* PASSAGE TO READ *
▬▬▬▬▬▬▬▬▬▬
I’ve never seen anything from Elia Suleiman before and I can tell by looking at his body of work that he tends to focus on his country and its identity. These themes, however, are my biggest problems with It Must Be Heaven.

With a mise en scene that reminds us of Roy Anderson, Elia Suleiman’s new film follows the director playing himself in a Monsieur Hulot persona by observing the daily lives of people in Nazareth, Paris and New York while he is trying to fund his new movie. The story isn’t the most important part here, but the situations the director witnesses throughout his journey are what give life to the film, exploring a surreal view of the daily lives of the society of Palestine, France, and America. With that, Elia Suleiman creates beautiful, interesting and unique moments like a bird interrupting the director while he writes and dream-like situations where war tanks cruise the empty streets of Paris and everybody carrying a gun on the streets of New York.
▬▬▬▬▬▬▬▬▬▬
* PROVIDED DATA *

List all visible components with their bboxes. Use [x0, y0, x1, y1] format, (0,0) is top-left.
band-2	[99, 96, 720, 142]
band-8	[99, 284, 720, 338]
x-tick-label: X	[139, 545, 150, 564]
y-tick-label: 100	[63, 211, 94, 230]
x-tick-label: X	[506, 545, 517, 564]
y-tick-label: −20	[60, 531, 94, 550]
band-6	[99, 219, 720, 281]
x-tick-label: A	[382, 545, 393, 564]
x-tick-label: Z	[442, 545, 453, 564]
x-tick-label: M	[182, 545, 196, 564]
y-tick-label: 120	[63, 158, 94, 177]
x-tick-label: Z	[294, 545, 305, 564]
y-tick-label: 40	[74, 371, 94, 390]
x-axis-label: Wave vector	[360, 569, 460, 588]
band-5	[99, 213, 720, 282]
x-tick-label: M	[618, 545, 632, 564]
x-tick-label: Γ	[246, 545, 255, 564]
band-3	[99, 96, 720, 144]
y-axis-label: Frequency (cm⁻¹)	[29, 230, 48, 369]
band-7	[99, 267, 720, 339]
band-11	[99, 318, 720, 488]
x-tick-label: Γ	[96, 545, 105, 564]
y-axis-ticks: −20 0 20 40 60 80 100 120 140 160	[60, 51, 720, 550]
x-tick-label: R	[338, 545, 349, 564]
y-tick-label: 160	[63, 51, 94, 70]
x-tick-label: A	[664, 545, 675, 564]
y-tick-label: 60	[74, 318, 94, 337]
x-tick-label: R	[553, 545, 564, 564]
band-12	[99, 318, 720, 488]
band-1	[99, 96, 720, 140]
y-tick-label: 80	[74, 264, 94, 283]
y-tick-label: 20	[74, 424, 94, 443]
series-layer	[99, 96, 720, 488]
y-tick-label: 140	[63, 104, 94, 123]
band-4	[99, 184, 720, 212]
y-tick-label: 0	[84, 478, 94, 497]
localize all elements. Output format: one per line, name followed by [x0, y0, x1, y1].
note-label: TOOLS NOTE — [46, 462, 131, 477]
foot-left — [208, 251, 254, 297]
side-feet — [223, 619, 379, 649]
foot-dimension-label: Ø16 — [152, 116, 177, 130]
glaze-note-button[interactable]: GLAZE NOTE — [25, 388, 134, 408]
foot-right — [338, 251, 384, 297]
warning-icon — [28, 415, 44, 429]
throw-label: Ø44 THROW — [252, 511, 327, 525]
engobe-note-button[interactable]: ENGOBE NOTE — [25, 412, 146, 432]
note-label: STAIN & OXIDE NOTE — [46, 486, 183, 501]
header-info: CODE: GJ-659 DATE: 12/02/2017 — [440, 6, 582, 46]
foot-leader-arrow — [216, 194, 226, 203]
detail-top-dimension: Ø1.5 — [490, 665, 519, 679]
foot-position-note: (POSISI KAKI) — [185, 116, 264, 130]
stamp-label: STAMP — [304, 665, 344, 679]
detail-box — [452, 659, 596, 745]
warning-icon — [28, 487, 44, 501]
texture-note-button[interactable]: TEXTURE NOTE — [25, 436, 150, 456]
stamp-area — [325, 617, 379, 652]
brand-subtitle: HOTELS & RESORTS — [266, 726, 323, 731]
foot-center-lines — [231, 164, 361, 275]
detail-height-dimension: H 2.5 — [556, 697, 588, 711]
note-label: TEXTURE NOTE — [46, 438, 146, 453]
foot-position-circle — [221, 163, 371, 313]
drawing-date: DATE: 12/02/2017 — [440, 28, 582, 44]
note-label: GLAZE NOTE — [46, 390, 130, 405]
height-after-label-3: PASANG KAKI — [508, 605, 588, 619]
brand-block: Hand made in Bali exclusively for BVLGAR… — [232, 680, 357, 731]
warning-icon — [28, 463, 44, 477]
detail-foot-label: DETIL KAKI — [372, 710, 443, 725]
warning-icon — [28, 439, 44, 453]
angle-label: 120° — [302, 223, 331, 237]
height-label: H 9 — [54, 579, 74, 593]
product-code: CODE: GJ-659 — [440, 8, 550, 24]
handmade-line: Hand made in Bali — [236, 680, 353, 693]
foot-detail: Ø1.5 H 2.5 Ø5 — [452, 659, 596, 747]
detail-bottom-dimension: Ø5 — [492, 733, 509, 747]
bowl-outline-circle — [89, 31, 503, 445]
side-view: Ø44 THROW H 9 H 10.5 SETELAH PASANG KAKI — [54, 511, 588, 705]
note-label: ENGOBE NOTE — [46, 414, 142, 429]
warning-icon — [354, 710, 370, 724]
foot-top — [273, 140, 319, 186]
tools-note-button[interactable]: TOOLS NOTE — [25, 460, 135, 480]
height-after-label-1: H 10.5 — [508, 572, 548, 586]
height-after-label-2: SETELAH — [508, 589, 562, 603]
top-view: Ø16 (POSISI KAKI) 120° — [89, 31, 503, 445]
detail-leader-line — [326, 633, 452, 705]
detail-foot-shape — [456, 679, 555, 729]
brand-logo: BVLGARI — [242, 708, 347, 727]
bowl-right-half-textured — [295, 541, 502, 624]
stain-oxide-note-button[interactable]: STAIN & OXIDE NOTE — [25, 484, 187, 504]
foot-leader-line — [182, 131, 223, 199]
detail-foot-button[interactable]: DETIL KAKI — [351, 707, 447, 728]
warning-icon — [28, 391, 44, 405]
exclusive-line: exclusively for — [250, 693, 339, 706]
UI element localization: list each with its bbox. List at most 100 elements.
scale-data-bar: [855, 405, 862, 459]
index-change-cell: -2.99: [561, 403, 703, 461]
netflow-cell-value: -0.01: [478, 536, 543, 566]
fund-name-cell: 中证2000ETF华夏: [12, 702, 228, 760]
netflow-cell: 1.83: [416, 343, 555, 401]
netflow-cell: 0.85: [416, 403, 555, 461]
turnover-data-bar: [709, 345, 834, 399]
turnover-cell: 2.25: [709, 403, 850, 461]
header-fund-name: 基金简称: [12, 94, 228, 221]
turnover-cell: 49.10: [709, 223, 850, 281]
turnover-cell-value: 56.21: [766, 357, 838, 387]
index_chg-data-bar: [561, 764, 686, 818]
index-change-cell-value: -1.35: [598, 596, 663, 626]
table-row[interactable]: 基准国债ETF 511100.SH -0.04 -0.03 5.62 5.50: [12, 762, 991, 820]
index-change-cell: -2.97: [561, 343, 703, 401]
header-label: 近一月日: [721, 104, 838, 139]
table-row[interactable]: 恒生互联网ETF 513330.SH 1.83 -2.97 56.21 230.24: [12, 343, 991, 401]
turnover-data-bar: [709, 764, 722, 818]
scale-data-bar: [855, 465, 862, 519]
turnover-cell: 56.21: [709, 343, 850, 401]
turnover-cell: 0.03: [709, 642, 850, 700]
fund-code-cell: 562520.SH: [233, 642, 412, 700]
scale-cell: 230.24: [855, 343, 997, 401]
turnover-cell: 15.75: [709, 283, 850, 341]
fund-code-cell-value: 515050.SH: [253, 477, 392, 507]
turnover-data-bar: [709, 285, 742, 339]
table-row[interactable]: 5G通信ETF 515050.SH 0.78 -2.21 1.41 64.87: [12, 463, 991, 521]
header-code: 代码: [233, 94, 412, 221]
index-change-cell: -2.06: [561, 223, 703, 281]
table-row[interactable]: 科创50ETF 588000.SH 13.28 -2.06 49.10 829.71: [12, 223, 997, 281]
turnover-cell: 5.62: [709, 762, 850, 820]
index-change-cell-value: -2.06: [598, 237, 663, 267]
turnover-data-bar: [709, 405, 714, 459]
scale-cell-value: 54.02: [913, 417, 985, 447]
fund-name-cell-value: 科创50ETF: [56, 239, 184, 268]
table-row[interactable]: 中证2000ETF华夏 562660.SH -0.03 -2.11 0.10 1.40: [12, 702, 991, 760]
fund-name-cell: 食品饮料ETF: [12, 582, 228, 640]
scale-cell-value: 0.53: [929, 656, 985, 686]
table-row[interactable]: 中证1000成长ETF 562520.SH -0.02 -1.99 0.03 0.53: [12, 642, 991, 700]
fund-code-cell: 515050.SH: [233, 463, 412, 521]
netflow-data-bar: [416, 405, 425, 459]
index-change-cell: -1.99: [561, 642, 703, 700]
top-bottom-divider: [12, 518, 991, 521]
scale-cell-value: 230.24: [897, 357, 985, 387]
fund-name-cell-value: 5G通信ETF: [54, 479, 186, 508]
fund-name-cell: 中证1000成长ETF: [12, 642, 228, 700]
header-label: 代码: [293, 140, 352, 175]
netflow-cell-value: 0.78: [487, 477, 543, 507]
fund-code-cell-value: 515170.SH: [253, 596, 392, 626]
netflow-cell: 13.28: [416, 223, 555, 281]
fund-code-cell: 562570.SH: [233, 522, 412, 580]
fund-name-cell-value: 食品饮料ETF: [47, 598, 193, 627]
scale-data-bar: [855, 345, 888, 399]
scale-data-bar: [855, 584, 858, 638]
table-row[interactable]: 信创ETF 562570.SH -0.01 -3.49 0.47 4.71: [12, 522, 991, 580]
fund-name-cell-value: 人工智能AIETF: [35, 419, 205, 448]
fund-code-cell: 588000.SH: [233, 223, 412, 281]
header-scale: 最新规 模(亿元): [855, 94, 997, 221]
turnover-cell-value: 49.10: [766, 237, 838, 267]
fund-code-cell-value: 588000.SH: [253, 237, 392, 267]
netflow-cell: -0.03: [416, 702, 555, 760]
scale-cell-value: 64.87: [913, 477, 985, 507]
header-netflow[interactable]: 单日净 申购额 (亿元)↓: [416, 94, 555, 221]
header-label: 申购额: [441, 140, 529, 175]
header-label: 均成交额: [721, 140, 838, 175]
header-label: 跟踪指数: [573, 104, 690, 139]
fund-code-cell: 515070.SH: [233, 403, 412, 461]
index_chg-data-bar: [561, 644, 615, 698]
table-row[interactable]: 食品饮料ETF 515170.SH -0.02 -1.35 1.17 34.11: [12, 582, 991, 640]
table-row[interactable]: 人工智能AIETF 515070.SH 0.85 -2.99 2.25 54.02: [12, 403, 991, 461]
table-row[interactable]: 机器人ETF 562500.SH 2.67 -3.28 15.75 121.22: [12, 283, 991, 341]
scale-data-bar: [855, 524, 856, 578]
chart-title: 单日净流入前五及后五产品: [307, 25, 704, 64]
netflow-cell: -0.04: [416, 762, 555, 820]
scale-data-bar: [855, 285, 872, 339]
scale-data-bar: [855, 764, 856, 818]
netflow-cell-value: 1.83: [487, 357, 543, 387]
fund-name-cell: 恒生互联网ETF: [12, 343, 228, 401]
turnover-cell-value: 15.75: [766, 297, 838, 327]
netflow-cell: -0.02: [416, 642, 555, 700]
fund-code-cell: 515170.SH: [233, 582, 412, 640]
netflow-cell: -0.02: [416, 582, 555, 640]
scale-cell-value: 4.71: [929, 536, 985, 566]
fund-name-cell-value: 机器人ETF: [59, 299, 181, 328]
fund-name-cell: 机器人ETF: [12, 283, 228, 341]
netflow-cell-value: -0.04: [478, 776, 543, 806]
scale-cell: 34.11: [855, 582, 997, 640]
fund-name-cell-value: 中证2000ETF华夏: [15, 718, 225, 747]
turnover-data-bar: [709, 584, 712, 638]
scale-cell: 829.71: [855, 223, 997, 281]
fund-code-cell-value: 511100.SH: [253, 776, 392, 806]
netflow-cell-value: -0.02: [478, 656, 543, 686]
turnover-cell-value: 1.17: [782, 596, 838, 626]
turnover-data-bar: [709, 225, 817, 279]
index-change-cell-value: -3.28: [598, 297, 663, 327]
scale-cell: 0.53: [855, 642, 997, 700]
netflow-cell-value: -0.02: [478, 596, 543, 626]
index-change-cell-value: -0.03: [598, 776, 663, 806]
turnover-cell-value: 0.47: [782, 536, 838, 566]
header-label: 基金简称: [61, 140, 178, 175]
▬▬▬▬▬▬▬▬▬▬
* REQUIRED ACTIONS *
1. Answer these questions using the film review:
(a) Which filmmaker's mise en scene does the new film recall?
(b) In which three cities does the director observe people's daily lives?
(c) What interrupts the director while he writes?
2. Summarize the film review in two sentences.
3. Set down everything in the film review from "I’ve never seen" down to "Must Be Heaven.".

* PER-TASK ANSWERS *
1.
(a) Roy Anderson
(b) Nazareth, Paris and New York
(c) A bird

2. In It Must Be Heaven, Elia Suleiman plays himself in a Monsieur Hulot persona, observing daily life in Nazareth, Paris and New York while trying to fund his new movie, with a mise en scene reminiscent of Roy Anderson. The situations he witnesses give the film its life through a surreal view of Palestine, France and America, producing unique, dream-like moments, although the reviewer's biggest problems lie with its themes of country and identity.

3.
I’ve never seen anything from Elia Suleiman before and I can tell by looking at his body of work that he tends to focus on his country and its identity. These themes, however, are my biggest problems with It Must Be Heaven.